=== GIVEN INSTRUCTION 1 ===
Gather every line of the listing that contains the string "total" and copy each one out.

=== SOURCE ===
====================
Week 2 – the Oyster and the Mega-Class

Dear Week Two,

It’s hard for me to comprehend the path our relationship has taken. It started out so well, so bright. Two young hearts RSpec-in’ one another. How did it all turn so stormy, so terminal? It was a tempest. A tumultuous ride to the last.

I guess I’m supposed to say it’s me and not you. But it was so totally you. I hope you step on lego.

And in the words of Guybrush Threepwood, pirate heartthrob extraordinaire: you’re as repulsive as a monkey in a negligee.

Warmest regards,

Abigail

So this week’s project was a toughie. Our coach did warn us that many students look back on this week as containing some of their hardest days and boy am I hoping that’s true.

On first glance, the project brief didn’t sound too difficult – to design and build a program that emulated an Oystercard system. Users of ‘Oystercard’ needed to be able to touch in at a station, touch out at another station, update and check their balance, and view their journey history. On touching in/out the correct fare needed to be deducted.

Oh and then there was the fact that penalty fares needed to be applied if a touch in/out event had not occurred in the correct order. And min/max balances. And CSV files with station zone information needing to be formatted and referenced. And all of the edge cases. And all of the RSpec testing.
====================
=== GIVEN INSTRUCTION 2 ===
Answer these questions from the blog post.
(a) Whose name appears after the letter's closing?
(b) What system was the project program meant to emulate?
(c) What did the coach say many students look back on this week as containing?
====================
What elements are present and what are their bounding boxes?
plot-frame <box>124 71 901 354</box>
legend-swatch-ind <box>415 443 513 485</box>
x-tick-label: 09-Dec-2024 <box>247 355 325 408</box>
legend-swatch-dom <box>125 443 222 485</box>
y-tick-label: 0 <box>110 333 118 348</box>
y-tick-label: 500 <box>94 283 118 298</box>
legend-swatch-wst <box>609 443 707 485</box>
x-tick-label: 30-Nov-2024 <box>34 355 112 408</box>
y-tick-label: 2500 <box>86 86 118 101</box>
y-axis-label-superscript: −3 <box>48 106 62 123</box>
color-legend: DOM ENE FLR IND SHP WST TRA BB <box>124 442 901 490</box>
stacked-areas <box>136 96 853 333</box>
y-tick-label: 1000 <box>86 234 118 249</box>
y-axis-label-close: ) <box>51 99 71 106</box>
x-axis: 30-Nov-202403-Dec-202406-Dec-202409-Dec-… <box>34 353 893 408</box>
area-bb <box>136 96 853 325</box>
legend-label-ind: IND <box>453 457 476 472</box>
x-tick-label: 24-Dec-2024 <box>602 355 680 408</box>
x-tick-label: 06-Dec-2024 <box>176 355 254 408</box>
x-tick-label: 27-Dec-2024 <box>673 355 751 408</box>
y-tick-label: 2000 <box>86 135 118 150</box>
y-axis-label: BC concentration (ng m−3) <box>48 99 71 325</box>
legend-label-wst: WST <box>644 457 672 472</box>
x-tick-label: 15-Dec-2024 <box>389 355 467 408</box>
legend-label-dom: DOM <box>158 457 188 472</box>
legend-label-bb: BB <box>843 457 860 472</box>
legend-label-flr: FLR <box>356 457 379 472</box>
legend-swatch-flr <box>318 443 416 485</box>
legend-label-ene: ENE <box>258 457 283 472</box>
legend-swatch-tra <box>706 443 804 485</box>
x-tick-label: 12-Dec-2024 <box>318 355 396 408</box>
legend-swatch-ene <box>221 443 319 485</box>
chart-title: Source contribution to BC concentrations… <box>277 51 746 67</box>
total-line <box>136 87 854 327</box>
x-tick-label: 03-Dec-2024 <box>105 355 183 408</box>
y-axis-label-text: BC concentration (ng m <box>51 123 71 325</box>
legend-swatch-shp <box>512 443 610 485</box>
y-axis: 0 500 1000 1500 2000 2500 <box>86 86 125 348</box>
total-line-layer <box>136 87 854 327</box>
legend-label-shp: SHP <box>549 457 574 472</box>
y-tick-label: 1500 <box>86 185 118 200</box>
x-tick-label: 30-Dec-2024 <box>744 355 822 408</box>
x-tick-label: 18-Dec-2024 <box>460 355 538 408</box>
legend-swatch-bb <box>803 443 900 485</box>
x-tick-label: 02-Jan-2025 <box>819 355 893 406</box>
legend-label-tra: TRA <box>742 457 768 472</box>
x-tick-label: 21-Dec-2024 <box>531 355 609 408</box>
====================
=== COMPLETE RESPONSE 1 ===
total-line <box>136 87 854 327</box>
total-line-layer <box>136 87 854 327</box>

=== COMPLETE RESPONSE 2 ===
(a) Abigail
(b) An Oystercard system
(c) Some of their hardest days